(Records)

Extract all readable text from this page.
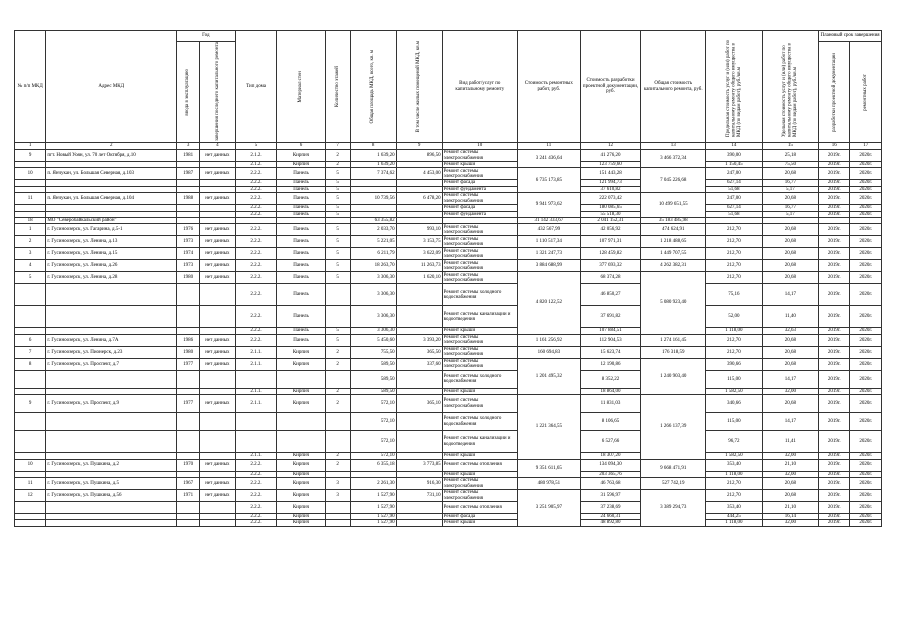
№ п/п МКД	Адрес МКД	Год		Тип дома	Материал стен	Количество этажей	Общая площадь МКД, всего, кв. м	В том числе жилых помещений МКД, кв.м	Вид работ/услуг по капитальному ремонту	Стоимость ремонтных работ, руб.	Стоимость разработки проектной документации, руб.	Общая стоимость капитального ремонта, руб.	Предельная стоимость услуг и (или) работ по капитальному ремонту общего имущества в МКД (по видам работ), руб./кв.м	Удельная стоимость услуг и (или) работ по капитальному ремонту общего имущества в МКД (по видам работ), руб./кв.м	Плановый срок завершения	

		ввода в эксплуатацию	завершения последнего капитального ремонта												разработки проектной документации	ремонтных работ

1	2	3	4	5	6	7	8	9	10	11	12	13	14	15	16	17
9	пгт. Новый Уоян, ул. 70 лет Октября, д.10	1981	нет данных	2.1.2.	Кирпич	2	1 639,20	896,50	Ремонт системы электроснабжения	3 241 436,64	41 276,20	3 466 372,34	390,00	25,18	2019г.	2020г.
				2.1.2.	Кирпич	2	1 639,20		Ремонт крыши		123 759,60		1 150,45	75,50	2019г.	2020г.
10	п. Янчукан, ул. Большая Северная, д.103	1987	нет данных	2.2.2.	Панель	5	7 374,62	4 453,00	Ремонт системы электроснабжения	6 735 173,85	151 443,28	7 045 226,68	247,00	20,68	2019г.	2020г.
				2.2.2.	Панель	5			Ремонт фасада		121 994,73		627,14	16,77	2019г.	2020г.
				2.2.2.	Панель	5			Ремонт фундамента		37 610,82		51,68	5,17	2019г.	2020г.
11	п. Янчукан, ул. Большая Северная, д.104	1988	нет данных	2.2.2.	Панель	5	10 739,56	6 478,20	Ремонт системы электроснабжения	9 941 973,62	222 073,42	10 499 651,55	247,00	20,68	2019г.	2020г.
				2.2.2.	Панель	5			Ремонт фасада		180 085,65		627,14	16,77	2019г.	2020г.
				2.2.2.	Панель	5			Ремонт фундамента		55 518,30		51,68	5,17	2019г.	2020г.
18	МО "Северобайкальский район"						63 355,82			31 142 333,67	2 041 152,31	35 183 485,98				
1	г. Гусиноозерск, ул. Гагарина, д.5-1	1976	нет данных	2.2.2.	Панель	5	2 033,70	993,10	Ремонт системы электроснабжения	432 567,99	42 056,92	474 624,91	212,70	20,68	2019г.	2020г.
2	г. Гусиноозерск, ул. Ленина, д.13	1973	нет данных	2.2.2.	Панель	5	5 221,05	3 153,75	Ремонт системы электроснабжения	1 110 517,34	107 971,31	1 218 488,65	212,70	20,68	2019г.	2020г.
3	г. Гусиноозерск, ул. Ленина, д.15	1974	нет данных	2.2.2.	Панель	5	6 211,79	3 622,09	Ремонт системы электроснабжения	1 321 247,73	128 459,82	1 449 707,55	212,70	20,68	2019г.	2020г.
4	г. Гусиноозерск, ул. Ленина, д.26	1973	нет данных	2.2.2.	Панель	5	18 263,70	11 263,73	Ремонт системы электроснабжения	3 884 688,99	377 693,32	4 262 382,31	212,70	20,68	2019г.	2020г.
5	г. Гусиноозерск, ул. Ленина, д.28	1980	нет данных	2.2.2.	Панель	5	3 306,30	1 620,10	Ремонт системы электроснабжения	4 820 122,52	68 374,28	5 080 923,40	212,70	20,68	2019г.	2020г.
				2.2.2.	Панель		3 306,30		Ремонт системы холодного водоснабжения		46 850,27		75,16	14,17	2019г.	2020г.
				2.2.2.	Панель		3 306,30		Ремонт системы канализации и водоотведения		37 691,82		52,00	11,40	2019г.	2020г.
				2.2.2.	Панель	5	3 306,30		Ремонт крыши		107 884,51		1 118,00	32,63	2019г.	2020г.
6	г. Гусиноозерск, ул. Ленина, д.7А	1986	нет данных	2.2.2.	Панель	5	5 450,60	3 393,20	Ремонт системы электроснабжения	1 161 256,92	112 904,53	1 274 161,45	212,70	20,68	2019г.	2020г.
7	г. Гусиноозерск, ул. Пионерск, д.23	1980	нет данных	2.1.1.	Кирпич	2	755,50	365,50	Ремонт системы электроснабжения	160 694,83	15 623,74	176 318,59	212,70	20,68	2019г.	2020г.
8	г. Гусиноозерск, ул. Проспект, д.7	1977	нет данных	2.1.1.	Кирпич	2	589,50	337,60	Ремонт системы электроснабжения	1 201 495,32	12 190,86	1 240 903,40	390,66	20,68	2019г.	2020г.
							589,50		Ремонт системы холодного водоснабжения		8 352,22		115,00	14,17	2019г.	2020г.
				2.1.1.	Кирпич	2	589,50		Ремонт крыши		18 864,00		1 582,50	32,00	2019г.	2020г.
9	г. Гусиноозерск, ул. Проспект, д.9	1977	нет данных	2.1.1.	Кирпич	2	572,10	365,10	Ремонт системы электроснабжения	1 221 364,55	11 831,03	1 266 137,39	340,66	20,68	2019г.	2020г.
							572,10		Ремонт системы холодного водоснабжения		8 106,65		115,00	14,17	2019г.	2020г.
							572,10		Ремонт системы канализации и водоотведения		6 527,66		96,72	11,41	2019г.	2020г.
				2.1.1.	Кирпич	2	572,10		Ремонт крыши		18 307,20		1 582,50	32,00	2019г.	2020г.
10	г. Гусиноозерск, ул. Пушкина, д.2	1970	нет данных	2.2.2.	Кирпич	2	6 355,18	3 773,85	Ремонт системы отопления	9 351 611,65	134 094,30	9 668 471,91	353,40	21,10	2019г.	2020г.
				2.2.2.	Кирпич				Ремонт крыши		203 365,76		1 118,00	32,00	2019г.	2020г.
11	г. Гусиноозерск, ул. Пушкина, д.5	1967	нет данных	2.2.2.	Кирпич	3	2 261,30	916,30	Ремонт системы электроснабжения	480 978,51	46 763,68	527 742,19	212,70	20,68	2019г.	2020г.
12	г. Гусиноозерск, ул. Пушкина, д.56	1971	нет данных	2.2.2.	Кирпич	3	1 527,90	731,10	Ремонт системы электроснабжения	3 251 905,97	31 596,97	3 389 294,73	212,70	20,68	2019г.	2020г.
				2.2.2.	Кирпич		1 527,90		Ремонт системы отопления		37 238,69		353,40	21,10	2019г.	2020г.
				2.2.2.	Кирпич		1 527,90		Ремонт фасада		24 660,31		444,25	16,14	2019г.	2020г.
				2.2.2.	Кирпич		1 527,90		Ремонт крыши		48 892,80		1 118,00	32,00	2019г.	2020г.
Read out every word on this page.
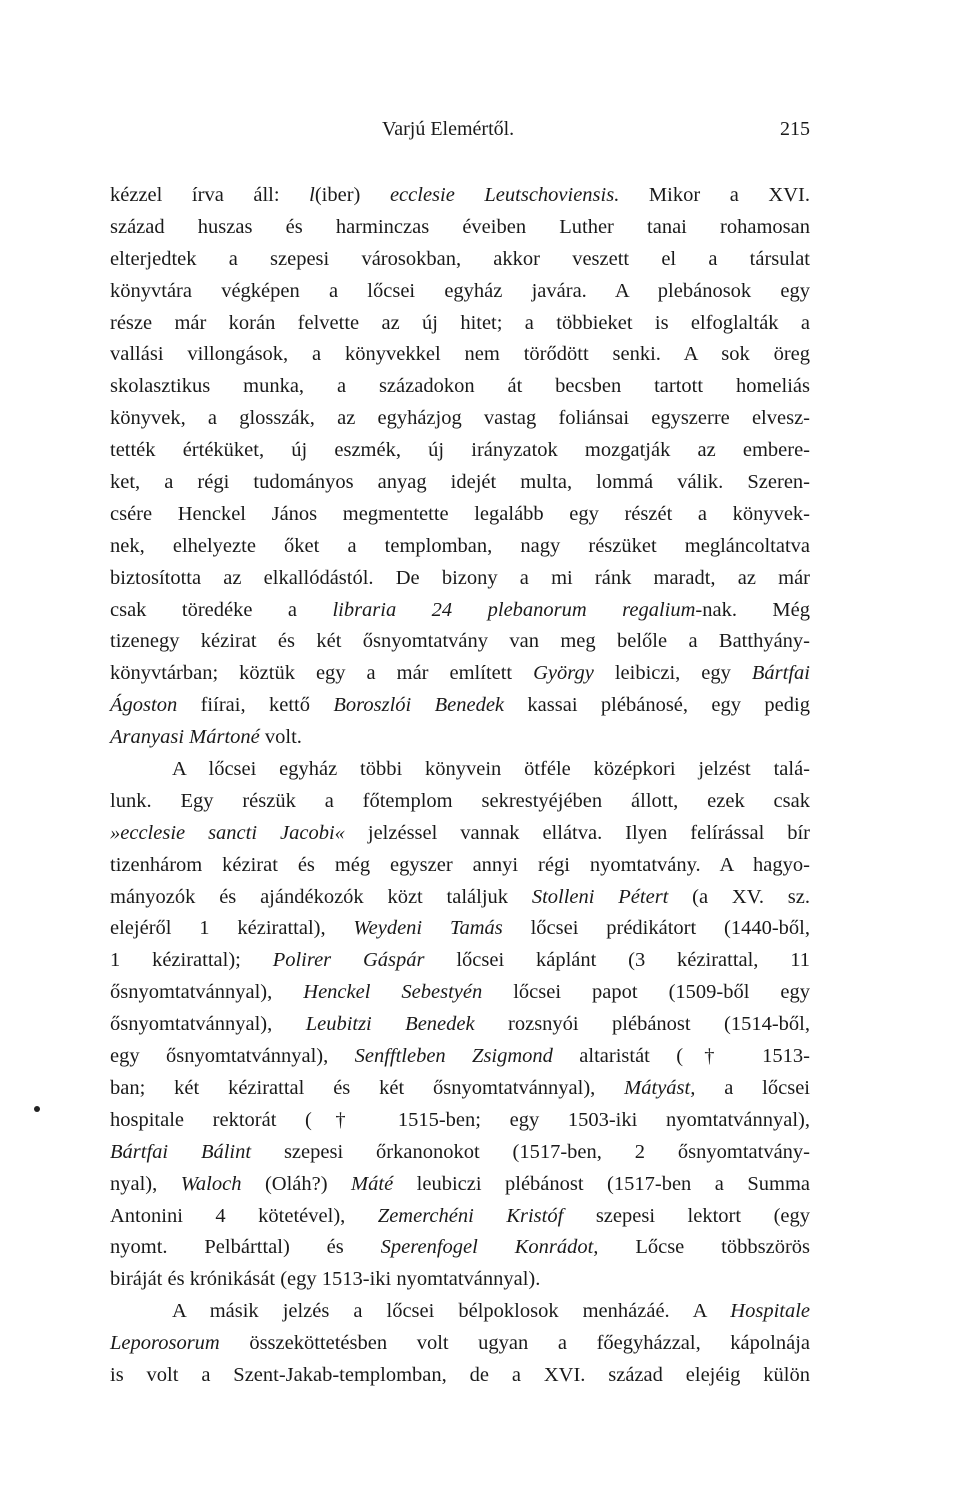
Varjú Elemértől.	215
kézzel írva áll: l(iber) ecclesie Leutschoviensis. Mikor a XVI.
század huszas és harminczas éveiben Luther tanai rohamosan
elterjedtek a szepesi városokban, akkor veszett el a társulat
könyvtára végképen a lőcsei egyház javára. A plebánosok egy
része már korán felvette az új hitet; a többieket is elfoglalták a
vallási villongások, a könyvekkel nem törődött senki. A sok öreg
skolasztikus munka, a századokon át becsben tartott homeliás
könyvek, a glosszák, az egyházjog vastag foliánsai egyszerre elvesz-
tették értéküket, új eszmék, új irányzatok mozgatják az embere-
ket, a régi tudományos anyag idejét multa, lommá válik. Szeren-
csére Henckel János megmentette legalább egy részét a könyvek-
nek, elhelyezte őket a templomban, nagy részüket megláncoltatva
biztosította az elkallódástól. De bizony a mi ránk maradt, az már
csak töredéke a libraria 24 plebanorum regalium-nak. Még
tizenegy kézirat és két ősnyomtatvány van meg belőle a Batthyány-
könyvtárban; köztük egy a már említett György leibiczi, egy Bártfai
Ágoston fiírai, kettő Boroszlói Benedek kassai plébánosé, egy pedig
Aranyasi Mártoné volt.
A lőcsei egyház többi könyvein ötféle középkori jelzést talá-
lunk. Egy részük a főtemplom sekrestyéjében állott, ezek csak
»ecclesie sancti Jacobi« jelzéssel vannak ellátva. Ilyen felírással bír
tizenhárom kézirat és még egyszer annyi régi nyomtatvány. A hagyo-
mányozók és ajándékozók közt találjuk Stolleni Pétert (a XV. sz.
elejéről 1 kézirattal), Weydeni Tamás lőcsei prédikátort (1440-ből,
1 kézirattal); Polirer Gáspár lőcsei káplánt (3 kézirattal, 11
ősnyomtatvánnyal), Henckel Sebestyén lőcsei papot (1509-ből egy
ősnyomtatvánnyal), Leubitzi Benedek rozsnyói plébánost (1514-ből,
egy ősnyomtatvánnyal), Senfftleben Zsigmond altaristát († 1513-
ban; két kézirattal és két ősnyomtatvánnyal), Mátyást, a lőcsei
hospitale rektorát († 1515-ben; egy 1503-iki nyomtatvánnyal),
Bártfai Bálint szepesi őrkanonokot (1517-ben, 2 ősnyomtatvány-
nyal), Waloch (Oláh?) Máté leubiczi plébánost (1517-ben a Summa
Antonini 4 kötetével), Zemerchéni Kristóf szepesi lektort (egy
nyomt. Pelbárttal) és Sperenfogel Konrádot, Lőcse többszörös
biráját és krónikását (egy 1513-iki nyomtatvánnyal).
A másik jelzés a lőcsei bélpoklosok menházáé. A Hospitale
Leporosorum összeköttetésben volt ugyan a főegyházzal, kápolnája
is volt a Szent-Jakab-templomban, de a XVI. század elejéig külön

→ WHAT THIS TASK INVOLVES
Look through the material above. Copy each line where the word "Bártfai" appears.

→ THE OUTPUT
könyvtárban; köztük egy a már említett György leibiczi, egy Bártfai
Bártfai Bálint szepesi őrkanonokot (1517-ben, 2 ősnyomtatvány-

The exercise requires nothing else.